- INSTRUÇÃO DADA: Transcreva sem alterações a parte do texto sobre o Direito de Família que começa em "Basta olhar para" e termina em "da ordem social.".

---------- TRECHO ----------

O cuidado com a família passa, necessariamente, pela ordem pública, motivo pelo qual o verdadeiro avanço do Direito que regula as relações familiares está atento às formas que viabilizam a integridade dos membros da família em suas relações.

Basta olhar para as medidas de combate à violência doméstica. Embora ocorra em âmbito privado, há nítido e fundado interesse público que esses casos sejam desestimulados e punidos, defendendo-se a integridade do vulnerável.

Outros acontecimentos no âmbito familiar suscitam, em maior ou menor medida, intervenções do Estado, sem que isso configure uma afronta à autonomia pessoal, mas, antes, uma salvaguarda da ordem social.

Em 2018 foram significativos os reais progressos no Direito de Família.

A começar pela decisão do Conselho Nacional de Justiça (CNJ) que, em maio de 2018, ao julgar procedente o pedido de providências da Associação de Direito de Família e das Sucessões (ADFAS), determinou a proibição aos Tabelionatos de Notas de lavratura de escrituras de uniões poliafetivas como entidades familiares.

A decisão reconhece que nosso ordenamento jurídico tem a monogamia como base para a formação de entidades familiares, de modo que as relações a três ou mais pessoas não são relações de família.

Essa foi uma vitória para toda a sociedade, pois, além de sua insustentabilidade legal, a poligamia, ilusoriamente chamada de poliamor, gera efeitos nefastos para a integridade dos membros da família e, por conseguinte, para a sociedade, como, por exemplo, o aumento da desigualdade de gênero.

---------- SEGMENTO DE DADOS ----------

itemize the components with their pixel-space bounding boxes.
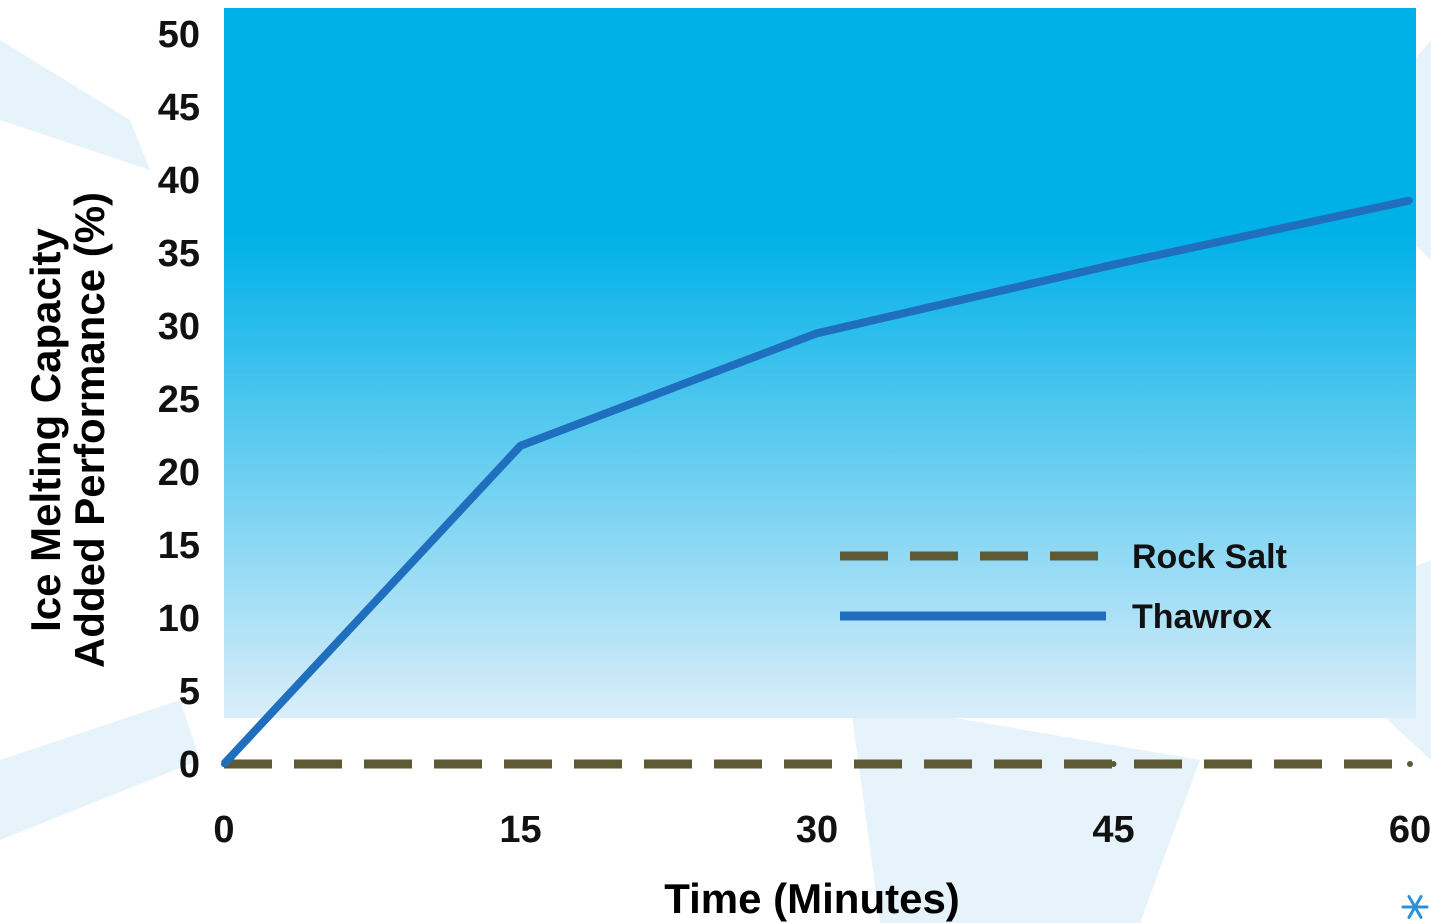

----------

- RESPOSTA DO EXERCÍCIO:
Basta olhar para as medidas de combate à violência doméstica. Embora ocorra em âmbito privado, há nítido e fundado interesse público que esses casos sejam desestimulados e punidos, defendendo-se a integridade do vulnerável.

Outros acontecimentos no âmbito familiar suscitam, em maior ou menor medida, intervenções do Estado, sem que isso configure uma afronta à autonomia pessoal, mas, antes, uma salvaguarda da ordem social.